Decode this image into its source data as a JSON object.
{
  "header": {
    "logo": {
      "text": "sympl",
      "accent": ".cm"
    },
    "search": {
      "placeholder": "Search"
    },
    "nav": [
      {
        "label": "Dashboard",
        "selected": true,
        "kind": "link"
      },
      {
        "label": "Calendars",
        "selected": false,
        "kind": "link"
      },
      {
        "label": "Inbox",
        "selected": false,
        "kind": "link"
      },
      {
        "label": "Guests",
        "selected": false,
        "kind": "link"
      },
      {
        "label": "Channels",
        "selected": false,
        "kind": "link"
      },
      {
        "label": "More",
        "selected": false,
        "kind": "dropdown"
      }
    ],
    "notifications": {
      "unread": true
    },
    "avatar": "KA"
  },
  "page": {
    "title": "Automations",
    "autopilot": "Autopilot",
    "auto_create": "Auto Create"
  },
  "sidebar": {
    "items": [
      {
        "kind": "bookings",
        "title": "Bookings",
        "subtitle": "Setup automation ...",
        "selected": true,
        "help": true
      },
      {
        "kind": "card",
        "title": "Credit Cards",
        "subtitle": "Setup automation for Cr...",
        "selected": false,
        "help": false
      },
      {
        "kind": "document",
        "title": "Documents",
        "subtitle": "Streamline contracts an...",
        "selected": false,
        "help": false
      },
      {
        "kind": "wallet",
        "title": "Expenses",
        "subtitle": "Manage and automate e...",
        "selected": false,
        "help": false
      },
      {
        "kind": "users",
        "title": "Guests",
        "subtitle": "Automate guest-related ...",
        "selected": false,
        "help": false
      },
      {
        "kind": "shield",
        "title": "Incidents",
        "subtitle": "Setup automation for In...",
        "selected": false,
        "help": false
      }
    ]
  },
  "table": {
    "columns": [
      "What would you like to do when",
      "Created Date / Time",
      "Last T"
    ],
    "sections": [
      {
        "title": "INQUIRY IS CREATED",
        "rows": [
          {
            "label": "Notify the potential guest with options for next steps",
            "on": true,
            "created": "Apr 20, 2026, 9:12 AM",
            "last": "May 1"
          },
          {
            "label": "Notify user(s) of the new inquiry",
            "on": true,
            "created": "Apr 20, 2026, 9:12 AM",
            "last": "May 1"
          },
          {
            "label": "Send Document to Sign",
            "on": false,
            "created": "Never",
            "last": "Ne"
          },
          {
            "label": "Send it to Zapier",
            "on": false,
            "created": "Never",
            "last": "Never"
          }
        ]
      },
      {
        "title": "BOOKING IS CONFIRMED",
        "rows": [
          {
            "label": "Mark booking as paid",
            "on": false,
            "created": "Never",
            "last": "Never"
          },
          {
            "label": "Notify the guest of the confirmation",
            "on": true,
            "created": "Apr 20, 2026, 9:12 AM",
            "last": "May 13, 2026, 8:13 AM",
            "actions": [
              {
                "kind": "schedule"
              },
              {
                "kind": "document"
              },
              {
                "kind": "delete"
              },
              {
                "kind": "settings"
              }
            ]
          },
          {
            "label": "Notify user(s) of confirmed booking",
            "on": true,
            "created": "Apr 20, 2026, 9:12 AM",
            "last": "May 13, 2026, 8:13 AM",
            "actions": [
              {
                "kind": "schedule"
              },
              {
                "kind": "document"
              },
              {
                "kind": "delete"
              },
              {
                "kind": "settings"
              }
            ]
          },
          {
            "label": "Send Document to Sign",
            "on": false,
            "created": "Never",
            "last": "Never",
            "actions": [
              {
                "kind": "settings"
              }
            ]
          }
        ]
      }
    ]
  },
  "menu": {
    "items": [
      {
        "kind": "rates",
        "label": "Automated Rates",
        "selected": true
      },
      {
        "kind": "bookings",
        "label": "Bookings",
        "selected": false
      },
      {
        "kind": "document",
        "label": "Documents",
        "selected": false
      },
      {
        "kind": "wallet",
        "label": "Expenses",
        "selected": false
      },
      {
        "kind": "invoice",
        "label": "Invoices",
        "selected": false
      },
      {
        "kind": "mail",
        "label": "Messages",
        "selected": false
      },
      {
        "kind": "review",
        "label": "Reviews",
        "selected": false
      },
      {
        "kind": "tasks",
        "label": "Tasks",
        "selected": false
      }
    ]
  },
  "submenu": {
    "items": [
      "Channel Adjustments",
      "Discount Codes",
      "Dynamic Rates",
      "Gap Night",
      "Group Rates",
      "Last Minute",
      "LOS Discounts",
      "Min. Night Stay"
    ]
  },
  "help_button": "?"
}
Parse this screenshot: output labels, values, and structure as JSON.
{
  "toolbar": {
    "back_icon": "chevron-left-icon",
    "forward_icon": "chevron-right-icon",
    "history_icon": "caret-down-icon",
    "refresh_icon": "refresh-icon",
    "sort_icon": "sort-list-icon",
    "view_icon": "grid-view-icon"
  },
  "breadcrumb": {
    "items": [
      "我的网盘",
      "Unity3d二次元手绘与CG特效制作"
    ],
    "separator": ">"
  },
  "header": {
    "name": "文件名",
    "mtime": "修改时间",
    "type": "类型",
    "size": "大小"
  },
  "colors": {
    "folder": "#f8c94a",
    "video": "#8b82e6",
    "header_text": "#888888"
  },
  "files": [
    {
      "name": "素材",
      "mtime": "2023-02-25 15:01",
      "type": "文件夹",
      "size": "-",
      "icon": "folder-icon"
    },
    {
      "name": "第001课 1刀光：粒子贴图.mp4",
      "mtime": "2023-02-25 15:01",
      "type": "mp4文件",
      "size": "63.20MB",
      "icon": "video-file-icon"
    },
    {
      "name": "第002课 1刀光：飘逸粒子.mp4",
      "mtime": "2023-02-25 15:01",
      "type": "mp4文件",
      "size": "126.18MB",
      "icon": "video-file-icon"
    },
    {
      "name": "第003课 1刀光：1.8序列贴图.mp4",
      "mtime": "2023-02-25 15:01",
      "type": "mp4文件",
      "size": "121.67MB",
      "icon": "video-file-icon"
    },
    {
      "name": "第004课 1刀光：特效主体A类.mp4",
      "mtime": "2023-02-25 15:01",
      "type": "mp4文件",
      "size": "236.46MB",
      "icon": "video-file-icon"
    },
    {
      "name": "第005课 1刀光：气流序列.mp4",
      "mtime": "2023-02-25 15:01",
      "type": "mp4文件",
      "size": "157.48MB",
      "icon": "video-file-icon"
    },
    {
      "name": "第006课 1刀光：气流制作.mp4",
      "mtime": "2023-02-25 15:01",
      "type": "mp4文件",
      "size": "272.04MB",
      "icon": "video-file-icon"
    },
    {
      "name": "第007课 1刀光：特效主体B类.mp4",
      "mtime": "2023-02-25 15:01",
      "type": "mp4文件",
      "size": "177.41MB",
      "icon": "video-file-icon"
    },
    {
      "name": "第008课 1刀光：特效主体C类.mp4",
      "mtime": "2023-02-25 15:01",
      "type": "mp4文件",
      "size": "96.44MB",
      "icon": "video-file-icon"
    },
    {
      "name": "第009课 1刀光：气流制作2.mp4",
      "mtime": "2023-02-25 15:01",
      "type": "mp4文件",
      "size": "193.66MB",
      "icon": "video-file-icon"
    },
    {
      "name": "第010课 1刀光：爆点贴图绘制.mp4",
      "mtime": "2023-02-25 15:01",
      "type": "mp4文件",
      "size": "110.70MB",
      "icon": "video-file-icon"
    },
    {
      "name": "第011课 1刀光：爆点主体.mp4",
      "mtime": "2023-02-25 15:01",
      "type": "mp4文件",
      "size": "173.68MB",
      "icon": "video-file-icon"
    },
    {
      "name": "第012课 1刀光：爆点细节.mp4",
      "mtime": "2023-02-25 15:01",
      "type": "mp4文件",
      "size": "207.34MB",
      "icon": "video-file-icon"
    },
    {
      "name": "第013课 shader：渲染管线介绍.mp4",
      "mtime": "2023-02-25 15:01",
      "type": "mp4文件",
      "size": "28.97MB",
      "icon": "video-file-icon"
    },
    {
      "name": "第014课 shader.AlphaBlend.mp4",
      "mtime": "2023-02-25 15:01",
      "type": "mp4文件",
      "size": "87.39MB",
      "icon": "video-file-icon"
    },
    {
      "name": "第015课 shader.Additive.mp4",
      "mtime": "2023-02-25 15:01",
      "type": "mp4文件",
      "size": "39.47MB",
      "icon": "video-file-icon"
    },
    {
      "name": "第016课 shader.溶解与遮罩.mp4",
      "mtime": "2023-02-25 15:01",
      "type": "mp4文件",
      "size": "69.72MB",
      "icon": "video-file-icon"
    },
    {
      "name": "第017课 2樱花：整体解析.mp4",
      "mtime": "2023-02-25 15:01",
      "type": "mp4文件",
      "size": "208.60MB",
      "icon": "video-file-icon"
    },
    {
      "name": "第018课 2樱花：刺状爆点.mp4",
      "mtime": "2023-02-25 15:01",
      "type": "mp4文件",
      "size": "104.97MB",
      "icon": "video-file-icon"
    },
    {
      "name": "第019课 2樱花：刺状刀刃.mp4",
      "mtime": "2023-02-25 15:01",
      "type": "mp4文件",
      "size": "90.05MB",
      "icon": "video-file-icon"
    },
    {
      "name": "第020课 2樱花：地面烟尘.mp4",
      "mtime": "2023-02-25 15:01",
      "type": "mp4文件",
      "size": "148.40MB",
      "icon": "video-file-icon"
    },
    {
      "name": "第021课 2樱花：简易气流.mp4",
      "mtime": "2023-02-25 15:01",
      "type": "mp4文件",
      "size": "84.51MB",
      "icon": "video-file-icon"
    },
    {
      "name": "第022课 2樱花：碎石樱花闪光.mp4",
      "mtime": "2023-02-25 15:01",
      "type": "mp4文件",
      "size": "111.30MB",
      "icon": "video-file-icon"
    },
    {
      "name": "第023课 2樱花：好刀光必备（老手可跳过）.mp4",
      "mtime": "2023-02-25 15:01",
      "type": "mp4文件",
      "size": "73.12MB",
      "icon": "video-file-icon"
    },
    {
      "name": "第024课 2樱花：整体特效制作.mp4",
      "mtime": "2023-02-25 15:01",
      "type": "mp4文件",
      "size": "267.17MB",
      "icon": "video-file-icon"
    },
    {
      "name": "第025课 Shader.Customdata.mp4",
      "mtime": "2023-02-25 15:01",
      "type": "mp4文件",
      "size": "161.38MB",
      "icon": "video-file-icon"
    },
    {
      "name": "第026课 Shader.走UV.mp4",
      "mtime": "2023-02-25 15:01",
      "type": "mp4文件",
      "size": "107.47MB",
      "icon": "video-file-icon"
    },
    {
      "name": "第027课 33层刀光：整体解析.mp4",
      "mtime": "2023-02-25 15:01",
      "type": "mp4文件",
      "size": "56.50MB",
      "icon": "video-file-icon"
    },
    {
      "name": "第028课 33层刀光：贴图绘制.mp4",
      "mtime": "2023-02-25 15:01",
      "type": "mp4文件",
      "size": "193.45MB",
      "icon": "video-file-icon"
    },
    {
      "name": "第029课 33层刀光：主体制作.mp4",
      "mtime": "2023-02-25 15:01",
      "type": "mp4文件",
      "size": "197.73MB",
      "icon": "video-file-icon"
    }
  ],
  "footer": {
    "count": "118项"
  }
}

**What the task requires:** Select every line of the records holding the string "整体解析".

**Worked answer:**
      "name": "第017课 2樱花：整体解析.mp4",
      "name": "第027课 33层刀光：整体解析.mp4",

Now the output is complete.